WRITTEN EXERCISE
Reproduce the records below in full and exactly, without their images.

RECORDS FOR THE TASK
+++
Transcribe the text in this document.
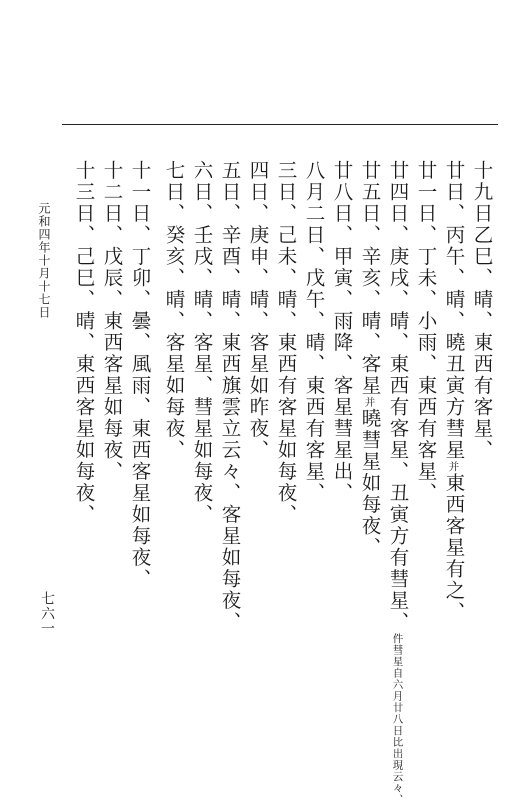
十九日乙巳、晴、東西有客星、
廿日、丙午、晴、曉丑寅方彗星并東西客星有之、
廿一日、丁未、小雨、東西有客星、
廿四日、庚戌、晴、東西有客星、丑寅方有彗星、件彗星自六月廿八日比出現云々、
廿五日、辛亥、晴、客星并曉彗星如每夜、
廿八日、甲寅、雨降、客星彗星出、
八月二日、戊午、晴、東西有客星、
三日、己未、晴、東西有客星如每夜、
四日、庚申、晴、客星如昨夜、
五日、辛酉、晴、東西旗雲立云々、客星如每夜、
六日、壬戌、晴、客星、彗星如每夜、
七日、癸亥、晴、客星如每夜、
十一日、丁卯、曇、風雨、東西客星如每夜、
十二日、戊辰、東西客星如每夜、
十三日、己巳、晴、東西客星如每夜、
元和四年十月十七日
七六一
+++
TASK SOLUTION
Transcribe the text in this document.
十九日乙巳、晴、東西有客星、
廿日、丙午、晴、曉丑寅方彗星并東西客星有之、
廿一日、丁未、小雨、東西有客星、
廿四日、庚戌、晴、東西有客星、丑寅方有彗星、件彗星自六月廿八日比出現云々、
廿五日、辛亥、晴、客星并曉彗星如每夜、
廿八日、甲寅、雨降、客星彗星出、
八月二日、戊午、晴、東西有客星、
三日、己未、晴、東西有客星如每夜、
四日、庚申、晴、客星如昨夜、
五日、辛酉、晴、東西旗雲立云々、客星如每夜、
六日、壬戌、晴、客星、彗星如每夜、
七日、癸亥、晴、客星如每夜、
十一日、丁卯、曇、風雨、東西客星如每夜、
十二日、戊辰、東西客星如每夜、
十三日、己巳、晴、東西客星如每夜、
元和四年十月十七日
七六一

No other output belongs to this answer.